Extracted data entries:
━━━━━━

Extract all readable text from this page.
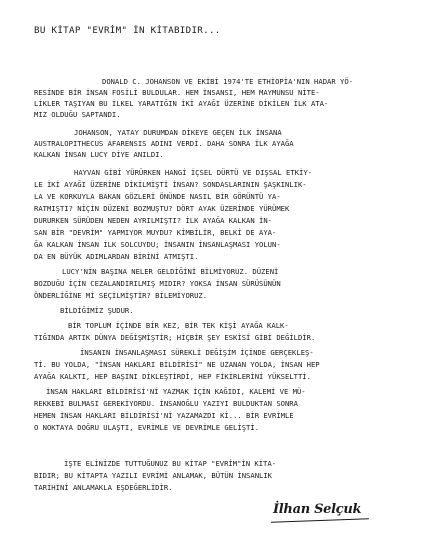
BU KİTAP "EVRİM" İN KİTABIDIR...
DONALD C. JOHANSON VE EKİBİ 1974'TE ETHİOPİA'NIN HADAR YÖ-
RESİNDE BİR İNSAN FOSİLİ BULDULAR. HEM İNSANSI, HEM MAYMUNSU NİTE-
LİKLER TAŞIYAN BU İLKEL YARATIĞIN İKİ AYAĞI ÜZERİNE DİKİLEN İLK ATA-
MIZ OLDUĞU SAPTANDI.
JOHANSON, YATAY DURUMDAN DİKEYE GEÇEN İLK İNSANA
AUSTRALOPITHECUS AFARENSIS ADINI VERDİ. DAHA SONRA İLK AYAĞA
KALKAN İNSAN LUCY DİYE ANILDI.
HAYVAN GİBİ YÜRÜRKEN HANGİ İÇSEL DÜRTÜ VE DIŞSAL ETKİY-
LE İKİ AYAĞI ÜZERİNE DİKİLMİŞTİ İNSAN? SONDASLARININ ŞAŞKINLIK-
LA VE KORKUYLA BAKAN GÖZLERİ ÖNÜNDE NASIL BİR GÖRÜNTÜ YA-
RATMIŞTI? NİÇİN DÜZENİ BOZMUŞTU? DÖRT AYAK ÜZERİNDE YÜRÜMEK
DURURKEN SÜRÜDEN NEDEN AYRILMIŞTI? İLK AYAĞA KALKAN İN-
SAN BİR "DEVRİM" YAPMIYOR MUYDU? KİMBİLİR, BELKİ DE AYA-
ĞA KALKAN İNSAN İLK SOLCUYDU; İNSANIN İNSANLAŞMASI YOLUN-
DA EN BÜYÜK ADIMLARDAN BİRİNİ ATMIŞTI.
LUCY'NİN BAŞINA NELER GELDİĞİNİ BİLMİYORUZ. DÜZENİ
BOZDUĞU İÇİN CEZALANDIRILMIŞ MIDIR? YOKSA İNSAN SÜRÜSÜNÜN
ÖNDERLİĞİNE Mİ SEÇİLMİŞTİR? BİLEMİYORUZ.
BİLDİĞİMİZ ŞUDUR.
BİR TOPLUM İÇİNDE BİR KEZ, BİR TEK KİŞİ AYAĞA KALK-
TIĞINDA ARTIK DÜNYA DEĞİŞMİŞTİR; HİÇBİR ŞEY ESKİSİ GİBİ DEĞİLDİR.
İNSANIN İNSANLAŞMASI SÜREKLİ DEĞİŞİM İÇİNDE GERÇEKLEŞ-
Tİ. BU YOLDA, "İNSAN HAKLARI BİLDİRİSİ" NE UZANAN YOLDA, İNSAN HEP
AYAĞA KALKTI, HEP BAŞINI DİKLEŞTİRDİ, HEP FİKİRLERİNİ YÜKSELTTİ.
İNSAN HAKLARI BİLDİRİSİ'Nİ YAZMAK İÇİN KAĞIDI, KALEMİ VE MÜ-
REKKEBİ BULMASI GEREKİYORDU. İNSANOĞLU YAZIYI BULDUKTAN SONRA
HEMEN İNSAN HAKLARI BİLDİRİSİ'Nİ YAZAMAZDI Kİ... BİR EVRİMLE
O NOKTAYA DOĞRU ULAŞTI, EVRİMLE VE DEVRİMLE GELİŞTİ.
İŞTE ELİNİZDE TUTTUĞUNUZ BU KİTAP "EVRİM"İN KİTA-
BIDIR; BU KİTAPTA YAZILI EVRİMİ ANLAMAK, BÜTÜN İNSANLIK
TARİHİNİ ANLAMAKLA EŞDEĞERLİDİR.
İlhan Selçuk
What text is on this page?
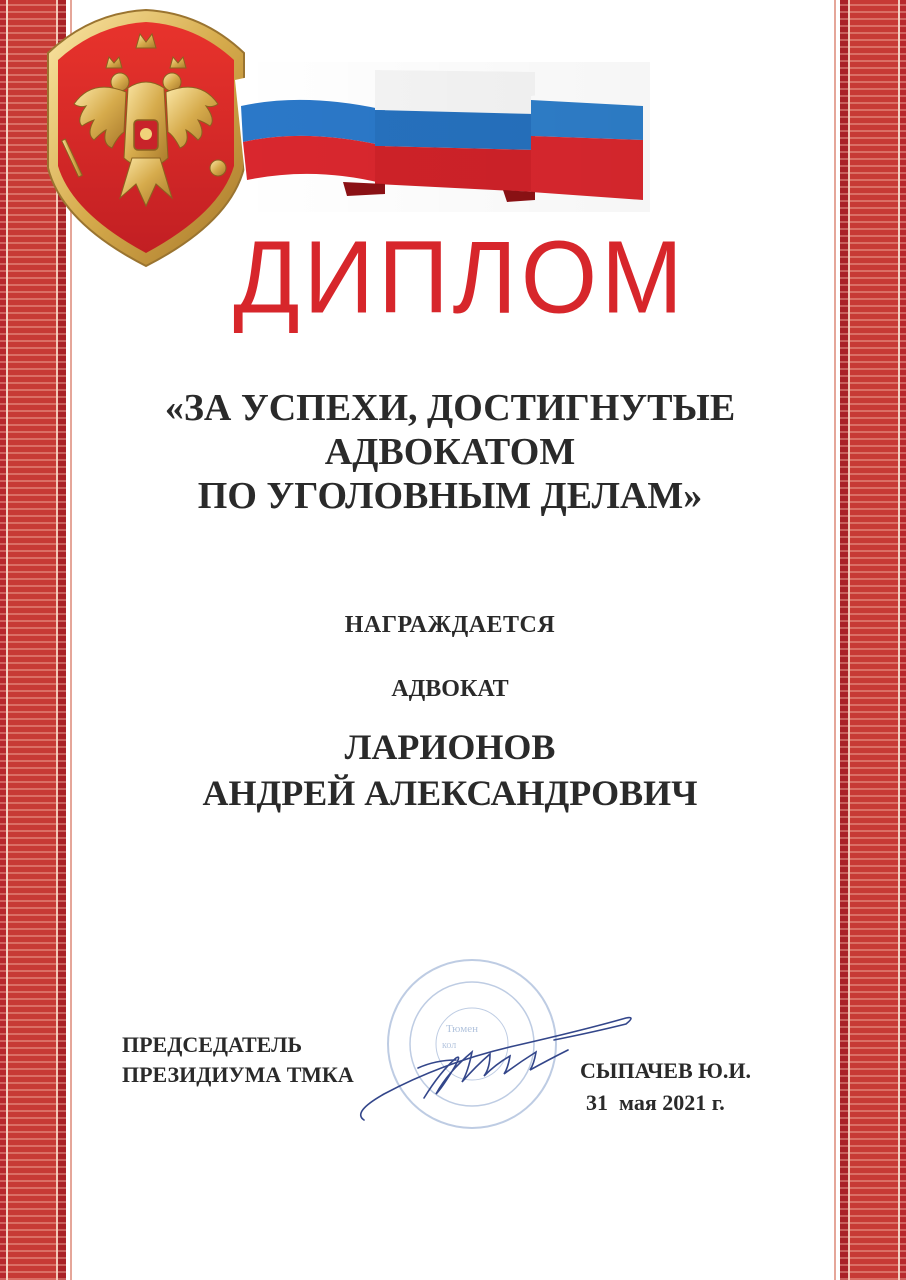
ДИПЛОМ
«ЗА УСПЕХИ, ДОСТИГНУТЫЕ
АДВОКАТОМ
ПО УГОЛОВНЫМ ДЕЛАМ»
НАГРАЖДАЕТСЯ
АДВОКАТ
ЛАРИОНОВ
АНДРЕЙ АЛЕКСАНДРОВИЧ
Тюмен
кол
ПРЕДСЕДАТЕЛЬ
ПРЕЗИДИУМА ТМКА	СЫПАЧЕВ Ю.И.
31  мая 2021 г.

━━━━━━

In your copy, leave out the pictures and reproduce the material above exactly.

Extract all readable text from this page.
BU KİTAP "EVRİM" İN KİTABIDIR...
DONALD C. JOHANSON VE EKİBİ 1974'TE ETHİOPİA'NIN HADAR YÖ-
RESİNDE BİR İNSAN FOSİLİ BULDULAR. HEM İNSANSI, HEM MAYMUNSU NİTE-
LİKLER TAŞIYAN BU İLKEL YARATIĞIN İKİ AYAĞI ÜZERİNE DİKİLEN İLK ATA-
MIZ OLDUĞU SAPTANDI.
JOHANSON, YATAY DURUMDAN DİKEYE GEÇEN İLK İNSANA
AUSTRALOPITHECUS AFARENSIS ADINI VERDİ. DAHA SONRA İLK AYAĞA
KALKAN İNSAN LUCY DİYE ANILDI.
HAYVAN GİBİ YÜRÜRKEN HANGİ İÇSEL DÜRTÜ VE DIŞSAL ETKİY-
LE İKİ AYAĞI ÜZERİNE DİKİLMİŞTİ İNSAN? SONDASLARININ ŞAŞKINLIK-
LA VE KORKUYLA BAKAN GÖZLERİ ÖNÜNDE NASIL BİR GÖRÜNTÜ YA-
RATMIŞTI? NİÇİN DÜZENİ BOZMUŞTU? DÖRT AYAK ÜZERİNDE YÜRÜMEK
DURURKEN SÜRÜDEN NEDEN AYRILMIŞTI? İLK AYAĞA KALKAN İN-
SAN BİR "DEVRİM" YAPMIYOR MUYDU? KİMBİLİR, BELKİ DE AYA-
ĞA KALKAN İNSAN İLK SOLCUYDU; İNSANIN İNSANLAŞMASI YOLUN-
DA EN BÜYÜK ADIMLARDAN BİRİNİ ATMIŞTI.
LUCY'NİN BAŞINA NELER GELDİĞİNİ BİLMİYORUZ. DÜZENİ
BOZDUĞU İÇİN CEZALANDIRILMIŞ MIDIR? YOKSA İNSAN SÜRÜSÜNÜN
ÖNDERLİĞİNE Mİ SEÇİLMİŞTİR? BİLEMİYORUZ.
BİLDİĞİMİZ ŞUDUR.
BİR TOPLUM İÇİNDE BİR KEZ, BİR TEK KİŞİ AYAĞA KALK-
TIĞINDA ARTIK DÜNYA DEĞİŞMİŞTİR; HİÇBİR ŞEY ESKİSİ GİBİ DEĞİLDİR.
İNSANIN İNSANLAŞMASI SÜREKLİ DEĞİŞİM İÇİNDE GERÇEKLEŞ-
Tİ. BU YOLDA, "İNSAN HAKLARI BİLDİRİSİ" NE UZANAN YOLDA, İNSAN HEP
AYAĞA KALKTI, HEP BAŞINI DİKLEŞTİRDİ, HEP FİKİRLERİNİ YÜKSELTTİ.
İNSAN HAKLARI BİLDİRİSİ'Nİ YAZMAK İÇİN KAĞIDI, KALEMİ VE MÜ-
REKKEBİ BULMASI GEREKİYORDU. İNSANOĞLU YAZIYI BULDUKTAN SONRA
HEMEN İNSAN HAKLARI BİLDİRİSİ'Nİ YAZAMAZDI Kİ... BİR EVRİMLE
O NOKTAYA DOĞRU ULAŞTI, EVRİMLE VE DEVRİMLE GELİŞTİ.
İŞTE ELİNİZDE TUTTUĞUNUZ BU KİTAP "EVRİM"İN KİTA-
BIDIR; BU KİTAPTA YAZILI EVRİMİ ANLAMAK, BÜTÜN İNSANLIK
TARİHİNİ ANLAMAKLA EŞDEĞERLİDİR.
İlhan Selçuk
What text is on this page?
ДИПЛОМ
«ЗА УСПЕХИ, ДОСТИГНУТЫЕ
АДВОКАТОМ
ПО УГОЛОВНЫМ ДЕЛАМ»
НАГРАЖДАЕТСЯ
АДВОКАТ
ЛАРИОНОВ
АНДРЕЙ АЛЕКСАНДРОВИЧ
Тюмен
кол
ПРЕДСЕДАТЕЛЬ
ПРЕЗИДИУМА ТМКА	СЫПАЧЕВ Ю.И.
31  мая 2021 г.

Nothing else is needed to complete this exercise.